**STATED EXERCISE**
Write out each line exactly as given. Leave the pictures out of your copy.

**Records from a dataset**

(begin)

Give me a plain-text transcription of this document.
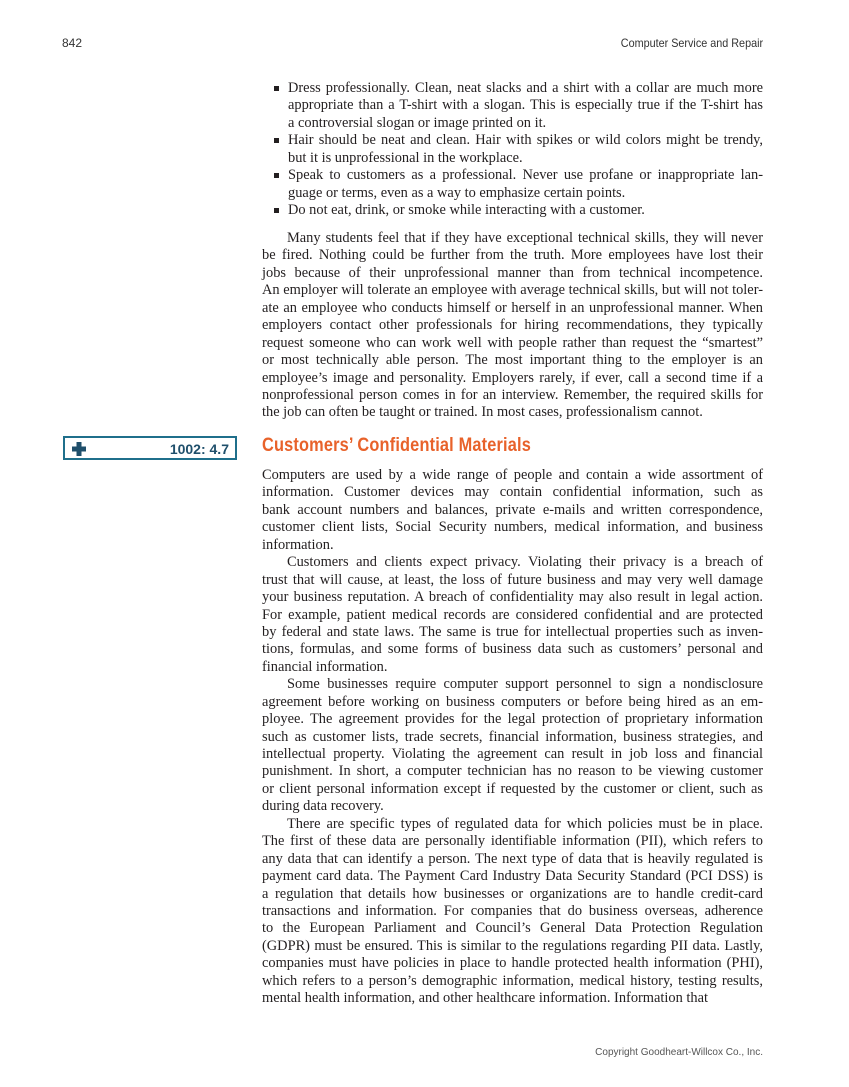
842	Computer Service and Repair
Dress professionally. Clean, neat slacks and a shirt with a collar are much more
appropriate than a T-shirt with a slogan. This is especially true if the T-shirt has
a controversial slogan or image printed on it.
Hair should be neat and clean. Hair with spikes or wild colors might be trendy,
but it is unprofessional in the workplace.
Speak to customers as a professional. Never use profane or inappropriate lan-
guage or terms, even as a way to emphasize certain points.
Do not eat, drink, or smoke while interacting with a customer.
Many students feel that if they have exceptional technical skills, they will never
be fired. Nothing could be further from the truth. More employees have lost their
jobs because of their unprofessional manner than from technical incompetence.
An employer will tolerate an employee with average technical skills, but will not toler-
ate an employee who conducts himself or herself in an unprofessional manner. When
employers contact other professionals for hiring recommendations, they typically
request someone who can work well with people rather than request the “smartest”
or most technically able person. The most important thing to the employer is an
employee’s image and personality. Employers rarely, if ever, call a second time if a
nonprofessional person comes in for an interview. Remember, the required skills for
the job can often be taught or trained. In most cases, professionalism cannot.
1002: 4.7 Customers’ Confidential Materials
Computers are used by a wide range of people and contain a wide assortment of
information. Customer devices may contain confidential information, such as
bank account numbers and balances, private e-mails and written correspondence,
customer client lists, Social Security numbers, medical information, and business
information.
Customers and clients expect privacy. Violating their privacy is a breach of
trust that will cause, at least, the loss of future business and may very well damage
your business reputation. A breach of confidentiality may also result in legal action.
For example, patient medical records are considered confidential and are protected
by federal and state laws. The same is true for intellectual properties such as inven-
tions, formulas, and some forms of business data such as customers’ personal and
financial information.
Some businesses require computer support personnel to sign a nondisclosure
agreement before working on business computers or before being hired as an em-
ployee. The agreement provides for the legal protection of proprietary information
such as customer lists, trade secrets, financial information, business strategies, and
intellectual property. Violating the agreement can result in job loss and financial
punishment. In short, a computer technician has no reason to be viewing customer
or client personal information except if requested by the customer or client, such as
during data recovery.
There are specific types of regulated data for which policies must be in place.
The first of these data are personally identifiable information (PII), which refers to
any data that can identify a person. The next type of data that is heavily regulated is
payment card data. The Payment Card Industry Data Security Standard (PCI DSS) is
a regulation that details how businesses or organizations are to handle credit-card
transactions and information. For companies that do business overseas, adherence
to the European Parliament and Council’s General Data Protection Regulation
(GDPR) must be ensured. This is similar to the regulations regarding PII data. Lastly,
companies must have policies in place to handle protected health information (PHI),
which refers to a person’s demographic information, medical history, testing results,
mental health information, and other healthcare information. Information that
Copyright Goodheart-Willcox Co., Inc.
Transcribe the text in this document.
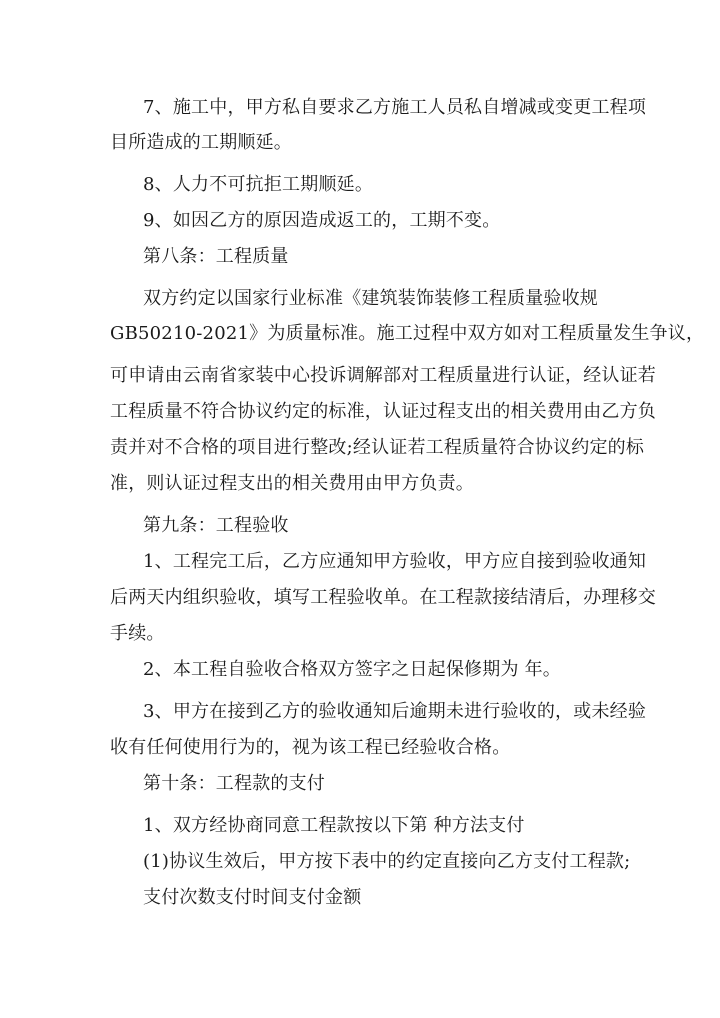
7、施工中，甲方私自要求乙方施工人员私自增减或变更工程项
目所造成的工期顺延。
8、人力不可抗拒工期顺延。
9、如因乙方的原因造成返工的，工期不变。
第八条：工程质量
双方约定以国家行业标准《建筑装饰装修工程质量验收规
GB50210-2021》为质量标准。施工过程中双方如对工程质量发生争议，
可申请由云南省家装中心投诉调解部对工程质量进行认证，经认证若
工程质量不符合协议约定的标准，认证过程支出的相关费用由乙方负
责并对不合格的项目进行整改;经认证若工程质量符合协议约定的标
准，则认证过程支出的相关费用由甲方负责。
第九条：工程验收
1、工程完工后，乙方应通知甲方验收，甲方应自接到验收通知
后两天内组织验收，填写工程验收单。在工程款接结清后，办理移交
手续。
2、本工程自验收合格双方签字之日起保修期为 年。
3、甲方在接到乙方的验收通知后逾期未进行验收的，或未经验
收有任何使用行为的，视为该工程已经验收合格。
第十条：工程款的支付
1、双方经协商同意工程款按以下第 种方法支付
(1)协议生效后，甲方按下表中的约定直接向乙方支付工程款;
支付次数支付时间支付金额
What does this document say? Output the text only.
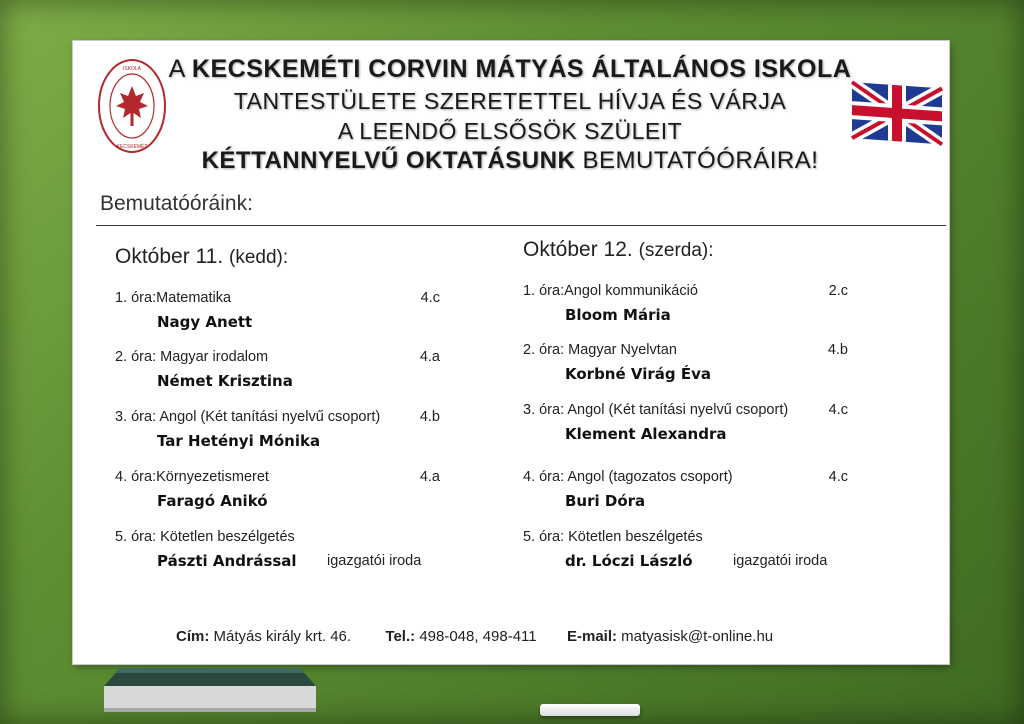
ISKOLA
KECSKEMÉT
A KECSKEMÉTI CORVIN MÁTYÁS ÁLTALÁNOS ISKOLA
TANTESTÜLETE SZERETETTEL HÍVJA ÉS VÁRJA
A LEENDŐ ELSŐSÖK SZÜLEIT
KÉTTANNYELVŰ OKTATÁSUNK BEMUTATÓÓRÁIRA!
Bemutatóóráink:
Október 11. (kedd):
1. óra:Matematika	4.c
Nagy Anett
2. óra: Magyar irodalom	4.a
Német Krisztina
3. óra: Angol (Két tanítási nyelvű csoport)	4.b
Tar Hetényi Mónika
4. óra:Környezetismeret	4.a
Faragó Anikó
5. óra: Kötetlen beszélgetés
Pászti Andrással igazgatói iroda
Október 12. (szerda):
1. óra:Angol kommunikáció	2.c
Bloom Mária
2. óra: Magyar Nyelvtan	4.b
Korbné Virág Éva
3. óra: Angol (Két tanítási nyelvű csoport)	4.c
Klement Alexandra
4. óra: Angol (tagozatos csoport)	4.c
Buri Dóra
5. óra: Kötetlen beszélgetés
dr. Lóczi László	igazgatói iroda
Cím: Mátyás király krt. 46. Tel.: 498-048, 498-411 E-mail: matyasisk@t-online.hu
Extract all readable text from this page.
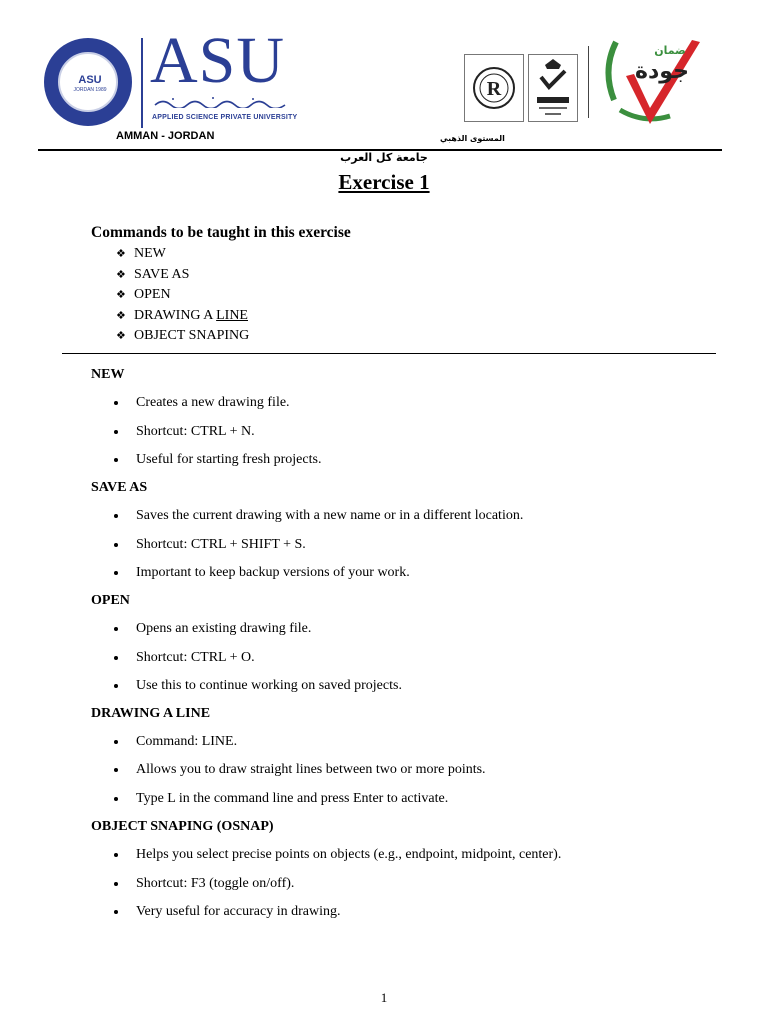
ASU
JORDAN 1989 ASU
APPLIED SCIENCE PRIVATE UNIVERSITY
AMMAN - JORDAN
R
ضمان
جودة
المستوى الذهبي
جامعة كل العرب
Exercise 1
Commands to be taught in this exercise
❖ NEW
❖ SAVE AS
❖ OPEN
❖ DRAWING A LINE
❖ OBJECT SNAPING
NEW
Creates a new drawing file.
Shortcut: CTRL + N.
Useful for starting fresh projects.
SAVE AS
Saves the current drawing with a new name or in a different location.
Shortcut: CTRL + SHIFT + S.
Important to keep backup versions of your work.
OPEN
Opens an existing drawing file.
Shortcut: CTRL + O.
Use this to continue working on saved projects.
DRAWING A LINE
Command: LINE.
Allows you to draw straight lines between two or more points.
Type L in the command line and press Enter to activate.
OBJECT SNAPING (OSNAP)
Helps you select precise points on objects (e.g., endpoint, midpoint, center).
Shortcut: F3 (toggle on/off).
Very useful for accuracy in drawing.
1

(end)

**ANSWER FOR THE TASK**
Give me a plain-text transcription of this document.
842	Computer Service and Repair
Dress professionally. Clean, neat slacks and a shirt with a collar are much more
appropriate than a T-shirt with a slogan. This is especially true if the T-shirt has
a controversial slogan or image printed on it.
Hair should be neat and clean. Hair with spikes or wild colors might be trendy,
but it is unprofessional in the workplace.
Speak to customers as a professional. Never use profane or inappropriate lan-
guage or terms, even as a way to emphasize certain points.
Do not eat, drink, or smoke while interacting with a customer.
Many students feel that if they have exceptional technical skills, they will never
be fired. Nothing could be further from the truth. More employees have lost their
jobs because of their unprofessional manner than from technical incompetence.
An employer will tolerate an employee with average technical skills, but will not toler-
ate an employee who conducts himself or herself in an unprofessional manner. When
employers contact other professionals for hiring recommendations, they typically
request someone who can work well with people rather than request the “smartest”
or most technically able person. The most important thing to the employer is an
employee’s image and personality. Employers rarely, if ever, call a second time if a
nonprofessional person comes in for an interview. Remember, the required skills for
the job can often be taught or trained. In most cases, professionalism cannot.
1002: 4.7 Customers’ Confidential Materials
Computers are used by a wide range of people and contain a wide assortment of
information. Customer devices may contain confidential information, such as
bank account numbers and balances, private e-mails and written correspondence,
customer client lists, Social Security numbers, medical information, and business
information.
Customers and clients expect privacy. Violating their privacy is a breach of
trust that will cause, at least, the loss of future business and may very well damage
your business reputation. A breach of confidentiality may also result in legal action.
For example, patient medical records are considered confidential and are protected
by federal and state laws. The same is true for intellectual properties such as inven-
tions, formulas, and some forms of business data such as customers’ personal and
financial information.
Some businesses require computer support personnel to sign a nondisclosure
agreement before working on business computers or before being hired as an em-
ployee. The agreement provides for the legal protection of proprietary information
such as customer lists, trade secrets, financial information, business strategies, and
intellectual property. Violating the agreement can result in job loss and financial
punishment. In short, a computer technician has no reason to be viewing customer
or client personal information except if requested by the customer or client, such as
during data recovery.
There are specific types of regulated data for which policies must be in place.
The first of these data are personally identifiable information (PII), which refers to
any data that can identify a person. The next type of data that is heavily regulated is
payment card data. The Payment Card Industry Data Security Standard (PCI DSS) is
a regulation that details how businesses or organizations are to handle credit-card
transactions and information. For companies that do business overseas, adherence
to the European Parliament and Council’s General Data Protection Regulation
(GDPR) must be ensured. This is similar to the regulations regarding PII data. Lastly,
companies must have policies in place to handle protected health information (PHI),
which refers to a person’s demographic information, medical history, testing results,
mental health information, and other healthcare information. Information that
Copyright Goodheart-Willcox Co., Inc.
Transcribe the text in this document.
7、施工中，甲方私自要求乙方施工人员私自增减或变更工程项
目所造成的工期顺延。
8、人力不可抗拒工期顺延。
9、如因乙方的原因造成返工的，工期不变。
第八条：工程质量
双方约定以国家行业标准《建筑装饰装修工程质量验收规
GB50210-2021》为质量标准。施工过程中双方如对工程质量发生争议，
可申请由云南省家装中心投诉调解部对工程质量进行认证，经认证若
工程质量不符合协议约定的标准，认证过程支出的相关费用由乙方负
责并对不合格的项目进行整改;经认证若工程质量符合协议约定的标
准，则认证过程支出的相关费用由甲方负责。
第九条：工程验收
1、工程完工后，乙方应通知甲方验收，甲方应自接到验收通知
后两天内组织验收，填写工程验收单。在工程款接结清后，办理移交
手续。
2、本工程自验收合格双方签字之日起保修期为 年。
3、甲方在接到乙方的验收通知后逾期未进行验收的，或未经验
收有任何使用行为的，视为该工程已经验收合格。
第十条：工程款的支付
1、双方经协商同意工程款按以下第 种方法支付
(1)协议生效后，甲方按下表中的约定直接向乙方支付工程款;
支付次数支付时间支付金额
What does this document say? Output the text only.
ISKOLA
KECSKEMÉT
A KECSKEMÉTI CORVIN MÁTYÁS ÁLTALÁNOS ISKOLA
TANTESTÜLETE SZERETETTEL HÍVJA ÉS VÁRJA
A LEENDŐ ELSŐSÖK SZÜLEIT
KÉTTANNYELVŰ OKTATÁSUNK BEMUTATÓÓRÁIRA!
Bemutatóóráink:
Október 11. (kedd):
1. óra:Matematika	4.c
Nagy Anett
2. óra: Magyar irodalom	4.a
Német Krisztina
3. óra: Angol (Két tanítási nyelvű csoport)	4.b
Tar Hetényi Mónika
4. óra:Környezetismeret	4.a
Faragó Anikó
5. óra: Kötetlen beszélgetés
Pászti Andrással igazgatói iroda
Október 12. (szerda):
1. óra:Angol kommunikáció	2.c
Bloom Mária
2. óra: Magyar Nyelvtan	4.b
Korbné Virág Éva
3. óra: Angol (Két tanítási nyelvű csoport)	4.c
Klement Alexandra
4. óra: Angol (tagozatos csoport)	4.c
Buri Dóra
5. óra: Kötetlen beszélgetés
dr. Lóczi László	igazgatói iroda
Cím: Mátyás király krt. 46. Tel.: 498-048, 498-411 E-mail: matyasisk@t-online.hu
Extract all readable text from this page.
ASU
JORDAN 1989 ASU
APPLIED SCIENCE PRIVATE UNIVERSITY
AMMAN - JORDAN
R
ضمان
جودة
المستوى الذهبي
جامعة كل العرب
Exercise 1
Commands to be taught in this exercise
❖ NEW
❖ SAVE AS
❖ OPEN
❖ DRAWING A LINE
❖ OBJECT SNAPING
NEW
Creates a new drawing file.
Shortcut: CTRL + N.
Useful for starting fresh projects.
SAVE AS
Saves the current drawing with a new name or in a different location.
Shortcut: CTRL + SHIFT + S.
Important to keep backup versions of your work.
OPEN
Opens an existing drawing file.
Shortcut: CTRL + O.
Use this to continue working on saved projects.
DRAWING A LINE
Command: LINE.
Allows you to draw straight lines between two or more points.
Type L in the command line and press Enter to activate.
OBJECT SNAPING (OSNAP)
Helps you select precise points on objects (e.g., endpoint, midpoint, center).
Shortcut: F3 (toggle on/off).
Very useful for accuracy in drawing.
1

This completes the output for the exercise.